Records shown:
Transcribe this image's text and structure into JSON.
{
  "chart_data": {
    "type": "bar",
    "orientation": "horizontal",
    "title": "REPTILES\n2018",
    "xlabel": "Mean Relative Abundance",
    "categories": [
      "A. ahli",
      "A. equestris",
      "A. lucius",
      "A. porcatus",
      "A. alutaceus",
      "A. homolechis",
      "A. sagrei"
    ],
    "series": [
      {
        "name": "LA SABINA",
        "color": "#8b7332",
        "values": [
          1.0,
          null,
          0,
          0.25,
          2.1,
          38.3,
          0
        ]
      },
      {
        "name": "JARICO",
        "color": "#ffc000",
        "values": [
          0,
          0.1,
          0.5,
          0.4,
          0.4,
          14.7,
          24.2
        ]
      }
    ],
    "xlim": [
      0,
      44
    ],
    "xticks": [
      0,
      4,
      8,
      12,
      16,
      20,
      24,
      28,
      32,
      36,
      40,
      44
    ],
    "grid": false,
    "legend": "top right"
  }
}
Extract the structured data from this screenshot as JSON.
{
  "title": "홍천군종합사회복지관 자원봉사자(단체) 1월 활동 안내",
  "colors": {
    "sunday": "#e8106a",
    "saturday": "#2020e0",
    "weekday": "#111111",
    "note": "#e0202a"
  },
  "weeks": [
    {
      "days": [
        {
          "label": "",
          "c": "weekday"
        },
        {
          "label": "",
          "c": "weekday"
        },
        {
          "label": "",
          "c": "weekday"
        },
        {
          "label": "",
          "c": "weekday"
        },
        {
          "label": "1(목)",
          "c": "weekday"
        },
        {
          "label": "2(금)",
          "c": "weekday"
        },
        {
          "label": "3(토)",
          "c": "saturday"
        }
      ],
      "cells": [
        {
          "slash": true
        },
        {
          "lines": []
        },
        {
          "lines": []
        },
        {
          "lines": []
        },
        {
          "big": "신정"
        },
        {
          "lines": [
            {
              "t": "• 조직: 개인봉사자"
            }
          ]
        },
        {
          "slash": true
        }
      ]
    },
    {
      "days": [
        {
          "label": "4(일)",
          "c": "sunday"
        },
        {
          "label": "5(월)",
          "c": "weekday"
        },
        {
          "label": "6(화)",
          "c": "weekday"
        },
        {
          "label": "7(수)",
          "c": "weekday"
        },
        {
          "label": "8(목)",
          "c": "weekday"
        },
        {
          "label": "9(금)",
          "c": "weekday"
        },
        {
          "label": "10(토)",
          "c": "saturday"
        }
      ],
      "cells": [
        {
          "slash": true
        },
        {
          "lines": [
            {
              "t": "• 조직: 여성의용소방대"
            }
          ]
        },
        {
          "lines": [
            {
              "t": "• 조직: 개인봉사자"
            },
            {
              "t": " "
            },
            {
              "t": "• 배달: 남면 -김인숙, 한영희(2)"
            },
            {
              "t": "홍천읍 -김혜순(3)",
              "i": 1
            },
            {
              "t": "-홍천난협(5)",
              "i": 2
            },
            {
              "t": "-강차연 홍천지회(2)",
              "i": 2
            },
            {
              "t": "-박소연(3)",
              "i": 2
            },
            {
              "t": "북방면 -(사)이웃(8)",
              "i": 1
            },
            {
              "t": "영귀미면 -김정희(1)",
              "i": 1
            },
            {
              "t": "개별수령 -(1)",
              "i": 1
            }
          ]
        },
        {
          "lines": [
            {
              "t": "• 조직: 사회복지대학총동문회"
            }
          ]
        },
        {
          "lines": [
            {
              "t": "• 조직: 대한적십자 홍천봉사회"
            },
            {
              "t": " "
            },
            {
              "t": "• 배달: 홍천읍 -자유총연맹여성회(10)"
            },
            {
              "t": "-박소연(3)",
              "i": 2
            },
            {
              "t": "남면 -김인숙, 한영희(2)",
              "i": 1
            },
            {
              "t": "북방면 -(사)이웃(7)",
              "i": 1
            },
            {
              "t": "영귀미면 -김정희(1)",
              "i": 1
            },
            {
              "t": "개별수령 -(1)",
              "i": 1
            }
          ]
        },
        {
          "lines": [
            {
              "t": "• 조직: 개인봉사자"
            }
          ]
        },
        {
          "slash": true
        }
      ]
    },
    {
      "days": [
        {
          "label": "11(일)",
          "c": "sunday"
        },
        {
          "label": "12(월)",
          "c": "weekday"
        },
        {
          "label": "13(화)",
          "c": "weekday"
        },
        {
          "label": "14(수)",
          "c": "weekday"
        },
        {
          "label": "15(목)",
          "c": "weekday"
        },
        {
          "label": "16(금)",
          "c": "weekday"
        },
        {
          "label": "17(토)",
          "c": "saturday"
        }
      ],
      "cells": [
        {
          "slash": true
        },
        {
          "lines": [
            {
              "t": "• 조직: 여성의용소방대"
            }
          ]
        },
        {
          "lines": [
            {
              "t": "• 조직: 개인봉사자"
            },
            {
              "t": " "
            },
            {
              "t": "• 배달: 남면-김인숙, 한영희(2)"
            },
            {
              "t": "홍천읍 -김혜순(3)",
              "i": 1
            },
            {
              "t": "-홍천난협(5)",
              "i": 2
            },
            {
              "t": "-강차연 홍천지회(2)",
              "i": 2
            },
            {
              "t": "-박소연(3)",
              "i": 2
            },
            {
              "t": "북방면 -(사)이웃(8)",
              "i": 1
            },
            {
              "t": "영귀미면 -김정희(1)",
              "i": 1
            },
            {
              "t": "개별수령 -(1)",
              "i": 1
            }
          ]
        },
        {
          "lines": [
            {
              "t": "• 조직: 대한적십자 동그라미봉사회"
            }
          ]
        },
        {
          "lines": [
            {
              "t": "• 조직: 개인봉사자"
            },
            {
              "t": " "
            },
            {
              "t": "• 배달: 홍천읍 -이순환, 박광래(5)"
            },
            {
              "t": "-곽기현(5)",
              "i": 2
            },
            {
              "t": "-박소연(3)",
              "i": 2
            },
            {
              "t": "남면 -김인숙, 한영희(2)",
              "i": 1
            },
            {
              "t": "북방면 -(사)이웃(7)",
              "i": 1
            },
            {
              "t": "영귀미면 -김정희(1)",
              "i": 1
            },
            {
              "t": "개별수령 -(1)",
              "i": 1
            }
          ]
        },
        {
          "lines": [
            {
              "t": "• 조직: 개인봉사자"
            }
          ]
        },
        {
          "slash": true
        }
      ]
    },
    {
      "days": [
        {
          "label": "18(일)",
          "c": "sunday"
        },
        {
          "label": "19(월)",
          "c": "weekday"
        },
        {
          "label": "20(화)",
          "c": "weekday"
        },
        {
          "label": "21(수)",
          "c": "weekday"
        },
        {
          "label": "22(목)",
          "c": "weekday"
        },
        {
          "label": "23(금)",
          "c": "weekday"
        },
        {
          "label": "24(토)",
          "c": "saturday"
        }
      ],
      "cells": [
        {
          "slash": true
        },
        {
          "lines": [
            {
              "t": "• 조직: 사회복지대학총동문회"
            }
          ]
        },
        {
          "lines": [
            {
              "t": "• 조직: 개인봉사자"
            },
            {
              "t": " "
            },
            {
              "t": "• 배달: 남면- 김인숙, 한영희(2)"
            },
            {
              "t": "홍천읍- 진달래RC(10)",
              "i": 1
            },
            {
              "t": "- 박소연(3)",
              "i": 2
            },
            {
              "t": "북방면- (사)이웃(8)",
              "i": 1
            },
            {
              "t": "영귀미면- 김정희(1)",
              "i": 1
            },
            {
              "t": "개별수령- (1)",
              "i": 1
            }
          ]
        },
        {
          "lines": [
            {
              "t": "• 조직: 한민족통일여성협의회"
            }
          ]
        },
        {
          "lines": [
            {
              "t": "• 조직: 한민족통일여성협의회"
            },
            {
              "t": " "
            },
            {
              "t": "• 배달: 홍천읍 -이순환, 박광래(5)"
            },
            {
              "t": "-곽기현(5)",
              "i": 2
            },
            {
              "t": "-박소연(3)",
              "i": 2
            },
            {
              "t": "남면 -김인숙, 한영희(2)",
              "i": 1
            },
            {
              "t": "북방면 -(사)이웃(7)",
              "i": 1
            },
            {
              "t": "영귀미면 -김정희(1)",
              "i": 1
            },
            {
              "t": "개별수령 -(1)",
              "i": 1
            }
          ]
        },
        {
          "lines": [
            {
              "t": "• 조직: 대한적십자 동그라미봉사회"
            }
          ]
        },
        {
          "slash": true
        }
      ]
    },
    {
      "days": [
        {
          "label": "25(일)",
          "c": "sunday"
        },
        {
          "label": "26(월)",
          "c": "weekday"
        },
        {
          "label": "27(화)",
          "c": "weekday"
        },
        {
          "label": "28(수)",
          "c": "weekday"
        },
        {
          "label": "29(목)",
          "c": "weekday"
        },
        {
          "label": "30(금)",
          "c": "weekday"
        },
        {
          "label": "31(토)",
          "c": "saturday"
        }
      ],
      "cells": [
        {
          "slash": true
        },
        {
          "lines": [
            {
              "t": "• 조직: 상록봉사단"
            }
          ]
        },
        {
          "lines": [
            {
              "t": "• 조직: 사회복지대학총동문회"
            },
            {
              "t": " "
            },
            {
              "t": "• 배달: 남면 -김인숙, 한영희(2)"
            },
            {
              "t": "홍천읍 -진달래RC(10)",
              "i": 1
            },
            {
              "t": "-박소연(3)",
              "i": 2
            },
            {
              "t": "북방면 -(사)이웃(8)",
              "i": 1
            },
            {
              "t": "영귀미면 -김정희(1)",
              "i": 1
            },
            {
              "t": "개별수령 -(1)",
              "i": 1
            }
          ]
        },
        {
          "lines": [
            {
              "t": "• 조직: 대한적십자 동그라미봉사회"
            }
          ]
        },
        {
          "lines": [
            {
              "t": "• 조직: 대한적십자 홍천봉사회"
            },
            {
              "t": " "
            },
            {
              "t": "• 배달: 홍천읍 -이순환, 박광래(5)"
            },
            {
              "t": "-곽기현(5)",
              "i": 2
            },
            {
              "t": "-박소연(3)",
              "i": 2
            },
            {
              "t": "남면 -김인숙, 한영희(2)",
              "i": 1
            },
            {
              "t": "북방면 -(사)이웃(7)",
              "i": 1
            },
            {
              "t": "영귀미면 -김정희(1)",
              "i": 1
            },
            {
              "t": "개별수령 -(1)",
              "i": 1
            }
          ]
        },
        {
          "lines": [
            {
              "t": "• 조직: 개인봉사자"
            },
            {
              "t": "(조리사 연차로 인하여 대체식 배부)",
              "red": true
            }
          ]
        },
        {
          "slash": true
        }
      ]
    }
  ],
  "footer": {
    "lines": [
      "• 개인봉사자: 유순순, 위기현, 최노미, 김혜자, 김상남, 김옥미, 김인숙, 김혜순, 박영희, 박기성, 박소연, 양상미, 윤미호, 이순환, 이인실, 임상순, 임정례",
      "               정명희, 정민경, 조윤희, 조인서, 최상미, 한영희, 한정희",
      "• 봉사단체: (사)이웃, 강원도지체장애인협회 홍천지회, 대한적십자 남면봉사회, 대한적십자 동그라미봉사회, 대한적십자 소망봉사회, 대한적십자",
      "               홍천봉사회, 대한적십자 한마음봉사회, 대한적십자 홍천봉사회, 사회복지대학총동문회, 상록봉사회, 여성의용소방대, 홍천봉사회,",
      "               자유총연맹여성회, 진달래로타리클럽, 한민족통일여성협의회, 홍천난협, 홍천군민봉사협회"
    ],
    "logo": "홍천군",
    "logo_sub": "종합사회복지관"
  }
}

Aim: List all lines where "title" occurs.

Answer to the exercise:
    "title": "REPTILES\n2018",
  "title": "홍천군종합사회복지관 자원봉사자(단체) 1월 활동 안내",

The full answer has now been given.